-------- Material --------

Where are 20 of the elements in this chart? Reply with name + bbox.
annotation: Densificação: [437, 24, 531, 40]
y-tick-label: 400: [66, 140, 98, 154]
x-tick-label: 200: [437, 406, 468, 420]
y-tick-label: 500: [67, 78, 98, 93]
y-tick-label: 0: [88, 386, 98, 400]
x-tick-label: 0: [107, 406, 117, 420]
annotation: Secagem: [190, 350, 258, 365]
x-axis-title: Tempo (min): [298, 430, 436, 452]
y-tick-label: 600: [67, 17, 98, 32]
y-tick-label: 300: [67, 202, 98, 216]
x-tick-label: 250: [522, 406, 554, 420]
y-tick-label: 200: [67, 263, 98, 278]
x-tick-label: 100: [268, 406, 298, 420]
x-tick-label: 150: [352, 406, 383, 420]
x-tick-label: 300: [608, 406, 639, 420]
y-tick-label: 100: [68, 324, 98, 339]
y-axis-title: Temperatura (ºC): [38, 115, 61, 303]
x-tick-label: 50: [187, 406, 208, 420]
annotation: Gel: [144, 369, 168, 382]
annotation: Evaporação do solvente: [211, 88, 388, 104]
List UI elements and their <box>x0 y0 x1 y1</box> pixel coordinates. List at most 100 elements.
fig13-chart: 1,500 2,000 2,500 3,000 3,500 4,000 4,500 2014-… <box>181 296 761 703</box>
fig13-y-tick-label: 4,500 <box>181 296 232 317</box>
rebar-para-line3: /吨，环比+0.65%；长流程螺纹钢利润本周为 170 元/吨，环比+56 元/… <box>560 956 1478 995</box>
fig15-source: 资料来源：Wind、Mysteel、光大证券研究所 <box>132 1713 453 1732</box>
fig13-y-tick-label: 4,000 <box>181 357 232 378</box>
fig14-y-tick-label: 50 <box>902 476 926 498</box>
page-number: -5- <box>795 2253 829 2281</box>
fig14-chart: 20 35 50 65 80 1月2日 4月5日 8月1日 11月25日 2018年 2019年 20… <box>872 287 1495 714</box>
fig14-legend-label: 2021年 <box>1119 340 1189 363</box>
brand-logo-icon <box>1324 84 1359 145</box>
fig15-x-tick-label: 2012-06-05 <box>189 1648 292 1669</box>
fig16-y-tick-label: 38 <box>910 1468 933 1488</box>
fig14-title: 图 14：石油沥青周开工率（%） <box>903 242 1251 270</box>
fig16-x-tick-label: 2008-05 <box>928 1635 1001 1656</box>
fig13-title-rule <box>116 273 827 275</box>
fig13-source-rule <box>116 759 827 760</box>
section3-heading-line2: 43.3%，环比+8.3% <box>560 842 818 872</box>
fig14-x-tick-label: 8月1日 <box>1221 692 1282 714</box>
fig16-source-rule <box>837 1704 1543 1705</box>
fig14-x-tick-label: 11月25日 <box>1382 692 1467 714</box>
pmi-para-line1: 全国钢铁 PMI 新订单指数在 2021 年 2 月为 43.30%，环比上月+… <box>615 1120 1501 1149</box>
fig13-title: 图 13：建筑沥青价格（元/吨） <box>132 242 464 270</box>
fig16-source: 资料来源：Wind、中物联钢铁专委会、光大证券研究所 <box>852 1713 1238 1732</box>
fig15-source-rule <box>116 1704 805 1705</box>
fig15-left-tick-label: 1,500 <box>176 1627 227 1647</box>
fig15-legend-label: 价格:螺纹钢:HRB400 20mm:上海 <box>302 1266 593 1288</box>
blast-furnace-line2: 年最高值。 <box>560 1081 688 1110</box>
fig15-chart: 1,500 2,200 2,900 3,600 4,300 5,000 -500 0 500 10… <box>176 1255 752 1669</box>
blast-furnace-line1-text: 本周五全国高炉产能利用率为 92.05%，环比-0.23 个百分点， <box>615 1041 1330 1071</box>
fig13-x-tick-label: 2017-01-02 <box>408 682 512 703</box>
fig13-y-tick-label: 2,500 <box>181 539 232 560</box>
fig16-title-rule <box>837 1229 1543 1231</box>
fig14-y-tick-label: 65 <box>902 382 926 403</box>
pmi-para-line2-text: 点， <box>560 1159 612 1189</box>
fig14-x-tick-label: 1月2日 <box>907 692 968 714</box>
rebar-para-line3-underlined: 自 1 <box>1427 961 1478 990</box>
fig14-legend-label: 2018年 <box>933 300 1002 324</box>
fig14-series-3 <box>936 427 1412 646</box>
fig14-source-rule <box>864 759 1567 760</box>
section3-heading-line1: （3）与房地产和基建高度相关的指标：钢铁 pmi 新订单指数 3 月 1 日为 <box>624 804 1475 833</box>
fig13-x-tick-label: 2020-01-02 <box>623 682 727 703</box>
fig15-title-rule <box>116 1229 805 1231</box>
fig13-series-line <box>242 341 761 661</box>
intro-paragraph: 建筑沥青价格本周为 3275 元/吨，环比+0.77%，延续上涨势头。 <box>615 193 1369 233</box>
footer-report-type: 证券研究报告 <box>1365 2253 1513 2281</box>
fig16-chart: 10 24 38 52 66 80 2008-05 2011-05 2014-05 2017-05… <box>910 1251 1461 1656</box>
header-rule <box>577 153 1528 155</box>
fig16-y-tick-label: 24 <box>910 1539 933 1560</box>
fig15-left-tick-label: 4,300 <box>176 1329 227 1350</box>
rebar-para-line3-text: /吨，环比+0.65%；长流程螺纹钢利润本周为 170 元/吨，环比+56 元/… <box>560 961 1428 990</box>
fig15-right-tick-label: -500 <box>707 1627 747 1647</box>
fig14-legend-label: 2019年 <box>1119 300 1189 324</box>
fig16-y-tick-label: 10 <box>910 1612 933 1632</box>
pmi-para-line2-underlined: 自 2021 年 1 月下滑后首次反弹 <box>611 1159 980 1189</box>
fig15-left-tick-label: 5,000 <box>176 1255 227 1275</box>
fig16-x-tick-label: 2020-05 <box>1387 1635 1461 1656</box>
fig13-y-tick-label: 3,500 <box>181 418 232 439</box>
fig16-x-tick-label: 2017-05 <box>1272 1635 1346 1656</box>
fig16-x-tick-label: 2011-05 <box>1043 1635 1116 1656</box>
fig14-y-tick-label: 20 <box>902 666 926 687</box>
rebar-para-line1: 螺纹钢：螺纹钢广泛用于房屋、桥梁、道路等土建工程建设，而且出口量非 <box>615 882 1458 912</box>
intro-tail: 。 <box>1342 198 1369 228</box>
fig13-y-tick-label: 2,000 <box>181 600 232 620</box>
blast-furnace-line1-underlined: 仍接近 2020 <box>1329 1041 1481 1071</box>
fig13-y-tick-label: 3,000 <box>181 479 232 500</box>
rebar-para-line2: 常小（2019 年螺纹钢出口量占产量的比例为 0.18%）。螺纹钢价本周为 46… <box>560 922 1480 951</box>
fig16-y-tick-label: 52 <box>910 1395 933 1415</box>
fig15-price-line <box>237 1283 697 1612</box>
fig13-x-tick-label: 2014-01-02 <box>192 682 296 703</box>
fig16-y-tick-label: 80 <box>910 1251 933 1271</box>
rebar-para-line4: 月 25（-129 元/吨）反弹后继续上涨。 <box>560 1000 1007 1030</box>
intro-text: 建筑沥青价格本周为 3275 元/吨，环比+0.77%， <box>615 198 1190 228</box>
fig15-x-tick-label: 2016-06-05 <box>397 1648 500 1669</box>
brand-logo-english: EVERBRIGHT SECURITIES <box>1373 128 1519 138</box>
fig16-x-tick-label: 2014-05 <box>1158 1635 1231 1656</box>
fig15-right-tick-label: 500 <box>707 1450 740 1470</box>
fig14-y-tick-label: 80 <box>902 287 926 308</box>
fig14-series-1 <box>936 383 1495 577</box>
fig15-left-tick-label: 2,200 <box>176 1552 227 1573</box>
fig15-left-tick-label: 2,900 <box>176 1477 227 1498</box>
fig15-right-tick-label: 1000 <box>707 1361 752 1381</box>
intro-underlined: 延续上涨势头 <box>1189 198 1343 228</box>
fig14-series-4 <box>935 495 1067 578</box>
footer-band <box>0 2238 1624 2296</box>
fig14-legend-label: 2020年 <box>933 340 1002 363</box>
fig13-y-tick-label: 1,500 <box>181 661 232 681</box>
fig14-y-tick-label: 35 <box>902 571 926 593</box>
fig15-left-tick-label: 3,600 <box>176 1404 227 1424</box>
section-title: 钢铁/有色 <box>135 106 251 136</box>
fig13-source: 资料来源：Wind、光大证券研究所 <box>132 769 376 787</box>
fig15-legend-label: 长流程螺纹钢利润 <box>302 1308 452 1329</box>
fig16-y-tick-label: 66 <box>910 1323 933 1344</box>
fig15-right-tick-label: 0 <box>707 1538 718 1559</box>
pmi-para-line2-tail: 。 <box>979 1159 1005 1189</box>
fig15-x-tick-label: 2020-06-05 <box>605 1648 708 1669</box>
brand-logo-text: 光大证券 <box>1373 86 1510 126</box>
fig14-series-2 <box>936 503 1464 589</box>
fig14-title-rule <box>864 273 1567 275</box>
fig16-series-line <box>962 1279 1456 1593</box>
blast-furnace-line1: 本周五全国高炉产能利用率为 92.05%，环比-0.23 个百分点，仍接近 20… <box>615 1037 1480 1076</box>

--------

Written instruction >>
Quote everything from the beginning of the data above down to the line containing "y-tick-label: 300: [67, 202, 98, 216]", with both ends included.

Output >>
Where are 20 of the elements in this chart? Reply with name + bbox.
annotation: Densificação: [437, 24, 531, 40]
y-tick-label: 400: [66, 140, 98, 154]
x-tick-label: 200: [437, 406, 468, 420]
y-tick-label: 500: [67, 78, 98, 93]
y-tick-label: 0: [88, 386, 98, 400]
x-tick-label: 0: [107, 406, 117, 420]
annotation: Secagem: [190, 350, 258, 365]
x-axis-title: Tempo (min): [298, 430, 436, 452]
y-tick-label: 600: [67, 17, 98, 32]
y-tick-label: 300: [67, 202, 98, 216]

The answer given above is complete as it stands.